== SOURCE MATERIAL ==
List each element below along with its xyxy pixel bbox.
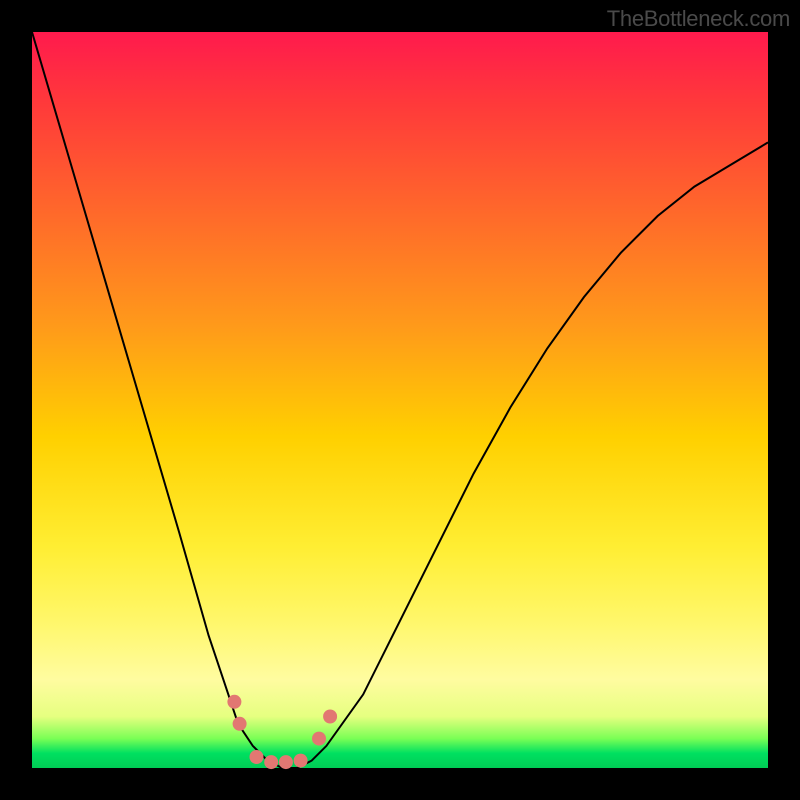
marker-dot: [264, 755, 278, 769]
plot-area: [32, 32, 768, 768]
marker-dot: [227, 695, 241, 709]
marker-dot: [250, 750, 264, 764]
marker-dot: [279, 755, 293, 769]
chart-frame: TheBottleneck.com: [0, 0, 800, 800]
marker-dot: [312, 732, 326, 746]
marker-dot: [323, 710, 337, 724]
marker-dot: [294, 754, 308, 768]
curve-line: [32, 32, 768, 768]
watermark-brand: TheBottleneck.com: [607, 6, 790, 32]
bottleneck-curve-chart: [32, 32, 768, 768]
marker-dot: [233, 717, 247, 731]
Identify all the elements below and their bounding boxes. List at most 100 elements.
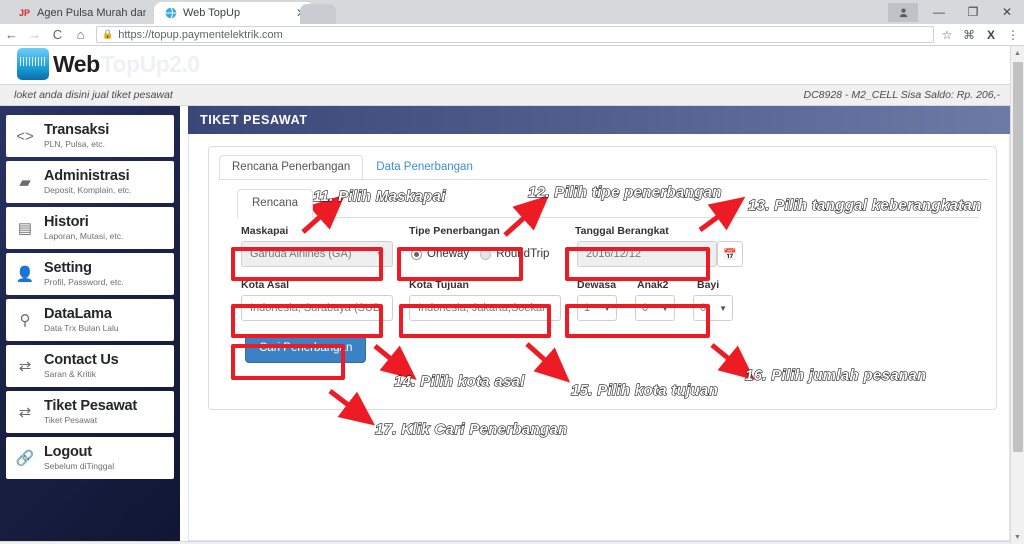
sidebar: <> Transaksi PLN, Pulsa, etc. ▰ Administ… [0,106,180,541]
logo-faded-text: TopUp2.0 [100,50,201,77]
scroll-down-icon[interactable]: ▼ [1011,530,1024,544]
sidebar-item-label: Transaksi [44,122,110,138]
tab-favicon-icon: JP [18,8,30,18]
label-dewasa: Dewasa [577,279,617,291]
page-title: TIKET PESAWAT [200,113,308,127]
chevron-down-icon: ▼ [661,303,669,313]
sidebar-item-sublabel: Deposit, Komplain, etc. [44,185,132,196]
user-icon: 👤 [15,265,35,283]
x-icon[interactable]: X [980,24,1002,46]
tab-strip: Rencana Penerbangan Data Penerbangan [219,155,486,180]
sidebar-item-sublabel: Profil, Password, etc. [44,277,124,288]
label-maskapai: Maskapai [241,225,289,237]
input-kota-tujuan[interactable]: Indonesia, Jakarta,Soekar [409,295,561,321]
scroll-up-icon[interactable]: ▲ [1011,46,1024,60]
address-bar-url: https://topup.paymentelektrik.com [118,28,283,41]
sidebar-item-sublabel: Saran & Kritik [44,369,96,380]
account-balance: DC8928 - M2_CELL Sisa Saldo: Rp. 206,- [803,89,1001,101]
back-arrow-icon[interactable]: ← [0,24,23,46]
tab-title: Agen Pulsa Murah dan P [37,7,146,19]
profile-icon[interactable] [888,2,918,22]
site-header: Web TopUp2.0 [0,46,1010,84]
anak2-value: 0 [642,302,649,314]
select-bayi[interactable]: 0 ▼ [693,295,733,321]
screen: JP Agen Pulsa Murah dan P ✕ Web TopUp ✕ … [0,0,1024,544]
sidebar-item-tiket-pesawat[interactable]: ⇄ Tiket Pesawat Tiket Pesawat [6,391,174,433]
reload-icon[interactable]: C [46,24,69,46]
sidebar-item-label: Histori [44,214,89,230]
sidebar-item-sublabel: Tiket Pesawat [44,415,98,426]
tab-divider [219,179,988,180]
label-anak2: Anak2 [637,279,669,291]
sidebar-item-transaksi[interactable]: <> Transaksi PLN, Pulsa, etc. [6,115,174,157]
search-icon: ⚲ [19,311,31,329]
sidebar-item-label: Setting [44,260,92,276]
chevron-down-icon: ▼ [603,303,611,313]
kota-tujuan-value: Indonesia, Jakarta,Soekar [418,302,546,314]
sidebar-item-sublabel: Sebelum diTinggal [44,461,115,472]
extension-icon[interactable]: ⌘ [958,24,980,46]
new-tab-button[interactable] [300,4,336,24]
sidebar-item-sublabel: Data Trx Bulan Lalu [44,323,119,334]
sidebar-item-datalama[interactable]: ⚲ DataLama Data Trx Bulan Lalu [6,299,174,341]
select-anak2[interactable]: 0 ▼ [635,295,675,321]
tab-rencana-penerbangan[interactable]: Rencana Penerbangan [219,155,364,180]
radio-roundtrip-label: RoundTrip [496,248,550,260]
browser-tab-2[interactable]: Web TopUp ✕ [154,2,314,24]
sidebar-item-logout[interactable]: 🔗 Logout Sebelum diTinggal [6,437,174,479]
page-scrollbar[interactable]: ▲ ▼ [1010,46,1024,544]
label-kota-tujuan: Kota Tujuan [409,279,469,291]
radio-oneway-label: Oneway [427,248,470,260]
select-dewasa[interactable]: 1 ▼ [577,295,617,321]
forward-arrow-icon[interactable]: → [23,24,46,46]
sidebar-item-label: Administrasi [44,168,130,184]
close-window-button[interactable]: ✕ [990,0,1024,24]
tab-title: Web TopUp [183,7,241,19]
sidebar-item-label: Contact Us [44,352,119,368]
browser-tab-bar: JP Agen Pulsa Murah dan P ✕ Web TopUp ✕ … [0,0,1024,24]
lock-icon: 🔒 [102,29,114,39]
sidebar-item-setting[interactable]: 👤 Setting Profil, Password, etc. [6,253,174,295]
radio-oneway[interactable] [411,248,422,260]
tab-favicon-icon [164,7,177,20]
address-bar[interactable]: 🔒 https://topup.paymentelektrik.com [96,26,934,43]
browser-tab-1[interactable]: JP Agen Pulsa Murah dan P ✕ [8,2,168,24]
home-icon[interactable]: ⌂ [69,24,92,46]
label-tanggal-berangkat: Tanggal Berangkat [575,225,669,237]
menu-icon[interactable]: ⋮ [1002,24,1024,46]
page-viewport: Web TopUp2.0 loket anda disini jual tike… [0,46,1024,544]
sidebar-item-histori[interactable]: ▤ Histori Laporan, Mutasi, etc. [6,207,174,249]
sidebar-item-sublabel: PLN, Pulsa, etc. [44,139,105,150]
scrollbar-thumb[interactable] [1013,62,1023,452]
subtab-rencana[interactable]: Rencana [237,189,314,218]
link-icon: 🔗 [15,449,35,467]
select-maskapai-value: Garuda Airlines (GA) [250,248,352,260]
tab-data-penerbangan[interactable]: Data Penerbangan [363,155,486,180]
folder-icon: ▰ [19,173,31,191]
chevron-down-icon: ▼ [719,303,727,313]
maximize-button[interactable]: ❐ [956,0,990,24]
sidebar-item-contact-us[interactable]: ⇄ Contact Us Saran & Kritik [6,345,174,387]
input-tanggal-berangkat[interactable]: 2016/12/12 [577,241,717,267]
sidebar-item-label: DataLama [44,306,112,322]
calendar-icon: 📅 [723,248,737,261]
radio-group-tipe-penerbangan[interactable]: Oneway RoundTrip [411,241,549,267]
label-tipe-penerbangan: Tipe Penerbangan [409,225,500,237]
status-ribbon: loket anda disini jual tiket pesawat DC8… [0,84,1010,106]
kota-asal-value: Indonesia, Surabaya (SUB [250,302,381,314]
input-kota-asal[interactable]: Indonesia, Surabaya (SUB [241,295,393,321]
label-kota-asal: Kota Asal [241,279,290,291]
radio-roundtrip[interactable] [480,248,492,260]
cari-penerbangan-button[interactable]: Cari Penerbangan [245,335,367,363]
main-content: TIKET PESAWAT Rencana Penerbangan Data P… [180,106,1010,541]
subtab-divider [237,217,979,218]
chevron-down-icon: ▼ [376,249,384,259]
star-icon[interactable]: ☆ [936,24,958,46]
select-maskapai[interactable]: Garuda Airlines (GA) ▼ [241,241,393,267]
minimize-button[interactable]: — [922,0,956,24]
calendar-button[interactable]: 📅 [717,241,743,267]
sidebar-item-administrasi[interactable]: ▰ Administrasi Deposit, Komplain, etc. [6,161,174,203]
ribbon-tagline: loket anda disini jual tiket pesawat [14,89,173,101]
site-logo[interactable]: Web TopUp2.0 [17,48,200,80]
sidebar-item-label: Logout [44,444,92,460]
===
DIRECTIONS FOR THIS TASK:
Copy every line of the records above verbatim, but omit the pictures.

RESULT:
List each element below along with its xyxy pixel bbox.
marker-dot: [264, 755, 278, 769]
plot-area: [32, 32, 768, 768]
marker-dot: [227, 695, 241, 709]
marker-dot: [250, 750, 264, 764]
marker-dot: [279, 755, 293, 769]
chart-frame: TheBottleneck.com: [0, 0, 800, 800]
marker-dot: [312, 732, 326, 746]
marker-dot: [323, 710, 337, 724]
marker-dot: [294, 754, 308, 768]
curve-line: [32, 32, 768, 768]
watermark-brand: TheBottleneck.com: [607, 6, 790, 32]
bottleneck-curve-chart: [32, 32, 768, 768]
marker-dot: [233, 717, 247, 731]
Identify all the elements below and their bounding boxes. List at most 100 elements.
sidebar: <> Transaksi PLN, Pulsa, etc. ▰ Administ… [0,106,180,541]
logo-faded-text: TopUp2.0 [100,50,201,77]
scroll-down-icon[interactable]: ▼ [1011,530,1024,544]
sidebar-item-label: Transaksi [44,122,110,138]
tab-favicon-icon: JP [18,8,30,18]
label-dewasa: Dewasa [577,279,617,291]
page-title: TIKET PESAWAT [200,113,308,127]
chevron-down-icon: ▼ [661,303,669,313]
sidebar-item-sublabel: Deposit, Komplain, etc. [44,185,132,196]
user-icon: 👤 [15,265,35,283]
x-icon[interactable]: X [980,24,1002,46]
tab-strip: Rencana Penerbangan Data Penerbangan [219,155,486,180]
sidebar-item-sublabel: Profil, Password, etc. [44,277,124,288]
label-maskapai: Maskapai [241,225,289,237]
input-kota-tujuan[interactable]: Indonesia, Jakarta,Soekar [409,295,561,321]
scroll-up-icon[interactable]: ▲ [1011,46,1024,60]
address-bar-url: https://topup.paymentelektrik.com [118,28,283,41]
sidebar-item-sublabel: Saran & Kritik [44,369,96,380]
account-balance: DC8928 - M2_CELL Sisa Saldo: Rp. 206,- [803,89,1001,101]
back-arrow-icon[interactable]: ← [0,24,23,46]
tab-title: Agen Pulsa Murah dan P [37,7,146,19]
profile-icon[interactable] [888,2,918,22]
site-header: Web TopUp2.0 [0,46,1010,84]
anak2-value: 0 [642,302,649,314]
select-bayi[interactable]: 0 ▼ [693,295,733,321]
screen: JP Agen Pulsa Murah dan P ✕ Web TopUp ✕ … [0,0,1024,544]
sidebar-item-tiket-pesawat[interactable]: ⇄ Tiket Pesawat Tiket Pesawat [6,391,174,433]
reload-icon[interactable]: C [46,24,69,46]
sidebar-item-label: Histori [44,214,89,230]
sidebar-item-sublabel: Tiket Pesawat [44,415,98,426]
tab-divider [219,179,988,180]
label-anak2: Anak2 [637,279,669,291]
sidebar-item-transaksi[interactable]: <> Transaksi PLN, Pulsa, etc. [6,115,174,157]
search-icon: ⚲ [19,311,31,329]
sidebar-item-label: Setting [44,260,92,276]
chevron-down-icon: ▼ [603,303,611,313]
kota-tujuan-value: Indonesia, Jakarta,Soekar [418,302,546,314]
sidebar-item-sublabel: Sebelum diTinggal [44,461,115,472]
extension-icon[interactable]: ⌘ [958,24,980,46]
new-tab-button[interactable] [300,4,336,24]
sidebar-item-sublabel: Data Trx Bulan Lalu [44,323,119,334]
sidebar-item-datalama[interactable]: ⚲ DataLama Data Trx Bulan Lalu [6,299,174,341]
select-anak2[interactable]: 0 ▼ [635,295,675,321]
tab-rencana-penerbangan[interactable]: Rencana Penerbangan [219,155,364,180]
radio-roundtrip-label: RoundTrip [496,248,550,260]
browser-tab-2[interactable]: Web TopUp ✕ [154,2,314,24]
sidebar-item-logout[interactable]: 🔗 Logout Sebelum diTinggal [6,437,174,479]
page-scrollbar[interactable]: ▲ ▼ [1010,46,1024,544]
label-kota-tujuan: Kota Tujuan [409,279,469,291]
radio-oneway-label: Oneway [427,248,470,260]
select-dewasa[interactable]: 1 ▼ [577,295,617,321]
forward-arrow-icon[interactable]: → [23,24,46,46]
sidebar-item-label: Administrasi [44,168,130,184]
close-window-button[interactable]: ✕ [990,0,1024,24]
tab-title: Web TopUp [183,7,241,19]
sidebar-item-label: Contact Us [44,352,119,368]
browser-tab-bar: JP Agen Pulsa Murah dan P ✕ Web TopUp ✕ … [0,0,1024,24]
lock-icon: 🔒 [102,29,114,39]
sidebar-item-setting[interactable]: 👤 Setting Profil, Password, etc. [6,253,174,295]
radio-oneway[interactable] [411,248,422,260]
tab-favicon-icon [164,7,177,20]
address-bar[interactable]: 🔒 https://topup.paymentelektrik.com [96,26,934,43]
browser-tab-1[interactable]: JP Agen Pulsa Murah dan P ✕ [8,2,168,24]
home-icon[interactable]: ⌂ [69,24,92,46]
label-tanggal-berangkat: Tanggal Berangkat [575,225,669,237]
menu-icon[interactable]: ⋮ [1002,24,1024,46]
page-viewport: Web TopUp2.0 loket anda disini jual tike… [0,46,1024,544]
sidebar-item-histori[interactable]: ▤ Histori Laporan, Mutasi, etc. [6,207,174,249]
sidebar-item-sublabel: PLN, Pulsa, etc. [44,139,105,150]
scrollbar-thumb[interactable] [1013,62,1023,452]
subtab-rencana[interactable]: Rencana [237,189,314,218]
link-icon: 🔗 [15,449,35,467]
select-maskapai-value: Garuda Airlines (GA) [250,248,352,260]
tab-data-penerbangan[interactable]: Data Penerbangan [363,155,486,180]
folder-icon: ▰ [19,173,31,191]
chevron-down-icon: ▼ [719,303,727,313]
maximize-button[interactable]: ❐ [956,0,990,24]
sidebar-item-contact-us[interactable]: ⇄ Contact Us Saran & Kritik [6,345,174,387]
input-tanggal-berangkat[interactable]: 2016/12/12 [577,241,717,267]
sidebar-item-label: DataLama [44,306,112,322]
calendar-icon: 📅 [723,248,737,261]
radio-group-tipe-penerbangan[interactable]: Oneway RoundTrip [411,241,549,267]
label-tipe-penerbangan: Tipe Penerbangan [409,225,500,237]
status-ribbon: loket anda disini jual tiket pesawat DC8… [0,84,1010,106]
kota-asal-value: Indonesia, Surabaya (SUB [250,302,381,314]
input-kota-asal[interactable]: Indonesia, Surabaya (SUB [241,295,393,321]
label-kota-asal: Kota Asal [241,279,290,291]
radio-roundtrip[interactable] [480,248,492,260]
cari-penerbangan-button[interactable]: Cari Penerbangan [245,335,367,363]
main-content: TIKET PESAWAT Rencana Penerbangan Data P… [180,106,1010,541]
subtab-divider [237,217,979,218]
chevron-down-icon: ▼ [376,249,384,259]
star-icon[interactable]: ☆ [936,24,958,46]
select-maskapai[interactable]: Garuda Airlines (GA) ▼ [241,241,393,267]
minimize-button[interactable]: — [922,0,956,24]
calendar-button[interactable]: 📅 [717,241,743,267]
sidebar-item-administrasi[interactable]: ▰ Administrasi Deposit, Komplain, etc. [6,161,174,203]
ribbon-tagline: loket anda disini jual tiket pesawat [14,89,173,101]
site-logo[interactable]: Web TopUp2.0 [17,48,200,80]
sidebar-item-label: Logout [44,444,92,460]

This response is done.